* _SOURCE DATA_:
--- --- ---

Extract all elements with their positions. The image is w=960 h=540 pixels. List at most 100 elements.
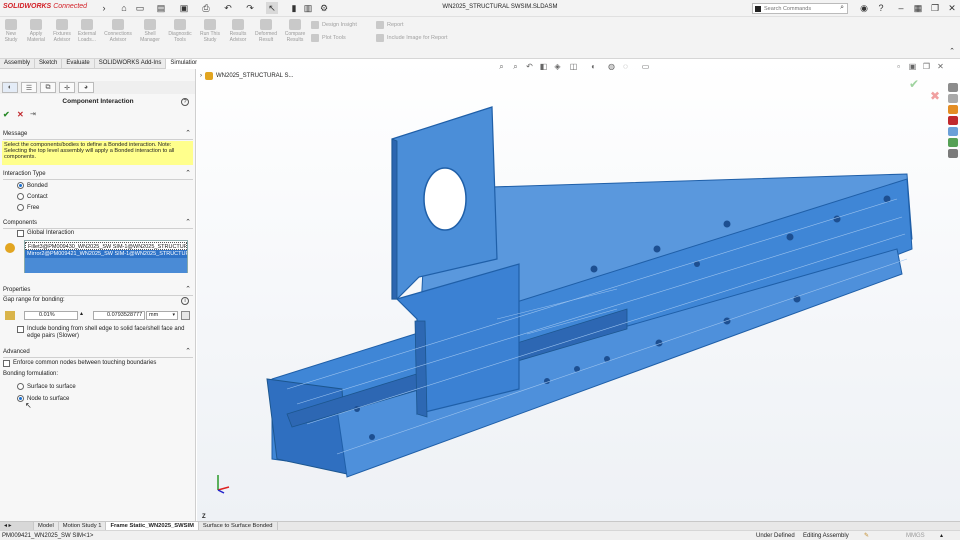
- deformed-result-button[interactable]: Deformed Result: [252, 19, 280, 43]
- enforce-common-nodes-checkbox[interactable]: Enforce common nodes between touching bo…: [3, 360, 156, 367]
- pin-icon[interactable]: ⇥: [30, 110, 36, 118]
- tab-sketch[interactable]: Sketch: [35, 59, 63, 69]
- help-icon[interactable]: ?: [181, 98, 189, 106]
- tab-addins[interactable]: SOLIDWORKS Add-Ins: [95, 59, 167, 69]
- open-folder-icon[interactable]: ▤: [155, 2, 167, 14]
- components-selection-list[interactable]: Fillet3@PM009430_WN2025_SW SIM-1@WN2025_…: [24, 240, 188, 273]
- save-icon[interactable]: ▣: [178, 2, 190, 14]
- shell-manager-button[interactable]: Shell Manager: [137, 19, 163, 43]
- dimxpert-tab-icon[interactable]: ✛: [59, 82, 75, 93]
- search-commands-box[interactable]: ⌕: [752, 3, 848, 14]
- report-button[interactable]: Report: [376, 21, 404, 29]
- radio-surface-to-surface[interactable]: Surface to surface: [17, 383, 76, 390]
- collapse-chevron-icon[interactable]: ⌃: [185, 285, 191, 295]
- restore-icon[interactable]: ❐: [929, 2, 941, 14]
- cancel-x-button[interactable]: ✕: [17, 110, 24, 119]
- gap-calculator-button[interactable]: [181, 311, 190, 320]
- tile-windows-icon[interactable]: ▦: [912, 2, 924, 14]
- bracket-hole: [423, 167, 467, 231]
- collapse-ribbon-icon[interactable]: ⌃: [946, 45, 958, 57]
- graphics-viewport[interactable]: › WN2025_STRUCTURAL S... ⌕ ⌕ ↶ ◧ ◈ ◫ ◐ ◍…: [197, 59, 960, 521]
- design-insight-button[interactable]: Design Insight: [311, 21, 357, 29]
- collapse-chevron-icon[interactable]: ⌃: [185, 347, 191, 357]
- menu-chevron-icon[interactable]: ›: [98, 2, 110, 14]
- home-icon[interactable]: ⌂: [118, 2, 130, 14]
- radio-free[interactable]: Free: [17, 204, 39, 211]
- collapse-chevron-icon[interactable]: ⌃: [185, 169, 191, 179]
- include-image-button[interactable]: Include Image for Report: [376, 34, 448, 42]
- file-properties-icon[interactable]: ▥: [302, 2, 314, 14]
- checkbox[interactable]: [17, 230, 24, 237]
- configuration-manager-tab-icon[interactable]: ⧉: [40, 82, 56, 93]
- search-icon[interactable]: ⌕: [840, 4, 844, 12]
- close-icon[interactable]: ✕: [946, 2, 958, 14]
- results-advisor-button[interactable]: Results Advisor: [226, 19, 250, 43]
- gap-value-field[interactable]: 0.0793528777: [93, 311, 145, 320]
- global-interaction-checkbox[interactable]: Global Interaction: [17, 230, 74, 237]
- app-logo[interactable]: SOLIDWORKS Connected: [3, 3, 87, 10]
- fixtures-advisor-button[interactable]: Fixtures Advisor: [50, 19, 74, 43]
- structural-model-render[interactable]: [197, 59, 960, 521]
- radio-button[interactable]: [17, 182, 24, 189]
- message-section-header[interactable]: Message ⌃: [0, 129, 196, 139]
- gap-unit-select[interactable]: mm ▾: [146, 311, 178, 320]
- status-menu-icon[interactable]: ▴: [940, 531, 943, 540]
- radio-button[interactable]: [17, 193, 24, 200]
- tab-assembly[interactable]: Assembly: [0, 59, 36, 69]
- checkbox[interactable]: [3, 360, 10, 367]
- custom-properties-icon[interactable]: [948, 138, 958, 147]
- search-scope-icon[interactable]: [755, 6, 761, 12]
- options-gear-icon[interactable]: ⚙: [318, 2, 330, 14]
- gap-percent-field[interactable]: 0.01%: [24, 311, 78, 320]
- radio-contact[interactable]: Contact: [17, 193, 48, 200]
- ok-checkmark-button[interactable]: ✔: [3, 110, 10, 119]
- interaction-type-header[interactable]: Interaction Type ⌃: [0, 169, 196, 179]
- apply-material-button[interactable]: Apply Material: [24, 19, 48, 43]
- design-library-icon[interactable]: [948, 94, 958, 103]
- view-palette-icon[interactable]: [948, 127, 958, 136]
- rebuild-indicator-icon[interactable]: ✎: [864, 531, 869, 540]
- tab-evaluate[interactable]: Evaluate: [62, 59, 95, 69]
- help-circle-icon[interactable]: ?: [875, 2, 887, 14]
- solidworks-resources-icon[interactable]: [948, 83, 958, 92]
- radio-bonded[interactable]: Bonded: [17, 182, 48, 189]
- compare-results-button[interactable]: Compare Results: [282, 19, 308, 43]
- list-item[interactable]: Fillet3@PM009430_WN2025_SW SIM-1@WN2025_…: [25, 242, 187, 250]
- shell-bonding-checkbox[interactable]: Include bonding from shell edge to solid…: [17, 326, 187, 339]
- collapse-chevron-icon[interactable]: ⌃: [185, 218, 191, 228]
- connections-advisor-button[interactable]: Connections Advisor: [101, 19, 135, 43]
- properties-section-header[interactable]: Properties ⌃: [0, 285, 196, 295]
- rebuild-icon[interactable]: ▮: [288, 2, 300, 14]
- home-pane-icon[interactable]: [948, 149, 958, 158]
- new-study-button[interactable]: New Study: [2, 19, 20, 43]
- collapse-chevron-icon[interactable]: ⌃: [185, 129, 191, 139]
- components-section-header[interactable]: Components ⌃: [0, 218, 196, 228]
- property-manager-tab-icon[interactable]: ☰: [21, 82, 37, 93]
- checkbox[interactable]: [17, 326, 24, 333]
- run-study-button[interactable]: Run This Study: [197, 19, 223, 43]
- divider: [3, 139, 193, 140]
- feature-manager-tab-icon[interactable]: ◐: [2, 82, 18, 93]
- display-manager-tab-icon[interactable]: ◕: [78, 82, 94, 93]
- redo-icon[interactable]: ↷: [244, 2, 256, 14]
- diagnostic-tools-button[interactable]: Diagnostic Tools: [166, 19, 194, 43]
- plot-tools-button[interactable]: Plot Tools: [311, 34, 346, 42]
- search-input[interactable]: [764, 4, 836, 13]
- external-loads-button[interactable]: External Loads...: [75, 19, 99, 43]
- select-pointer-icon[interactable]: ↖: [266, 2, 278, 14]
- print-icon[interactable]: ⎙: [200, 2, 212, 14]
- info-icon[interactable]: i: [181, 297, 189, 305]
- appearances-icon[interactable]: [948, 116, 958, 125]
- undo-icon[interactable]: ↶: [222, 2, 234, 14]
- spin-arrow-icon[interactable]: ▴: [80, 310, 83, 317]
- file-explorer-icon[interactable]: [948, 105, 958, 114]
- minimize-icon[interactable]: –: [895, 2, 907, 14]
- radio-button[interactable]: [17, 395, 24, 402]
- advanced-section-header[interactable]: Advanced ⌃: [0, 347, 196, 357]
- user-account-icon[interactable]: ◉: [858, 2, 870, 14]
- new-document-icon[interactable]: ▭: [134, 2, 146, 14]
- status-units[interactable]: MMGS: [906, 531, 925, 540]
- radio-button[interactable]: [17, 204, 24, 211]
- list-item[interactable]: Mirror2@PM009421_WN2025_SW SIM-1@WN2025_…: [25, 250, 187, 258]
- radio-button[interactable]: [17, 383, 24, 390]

--- --- ---

* _SET TASK_:
Please identify each row above that contains the word "header" and copy those rows in full. Only matches in the same case count.

* _WRITTEN ANSWER_:
- message-section-header[interactable]: Message ⌃: [0, 129, 196, 139]
- interaction-type-header[interactable]: Interaction Type ⌃: [0, 169, 196, 179]
- properties-section-header[interactable]: Properties ⌃: [0, 285, 196, 295]
- components-section-header[interactable]: Components ⌃: [0, 218, 196, 228]
- advanced-section-header[interactable]: Advanced ⌃: [0, 347, 196, 357]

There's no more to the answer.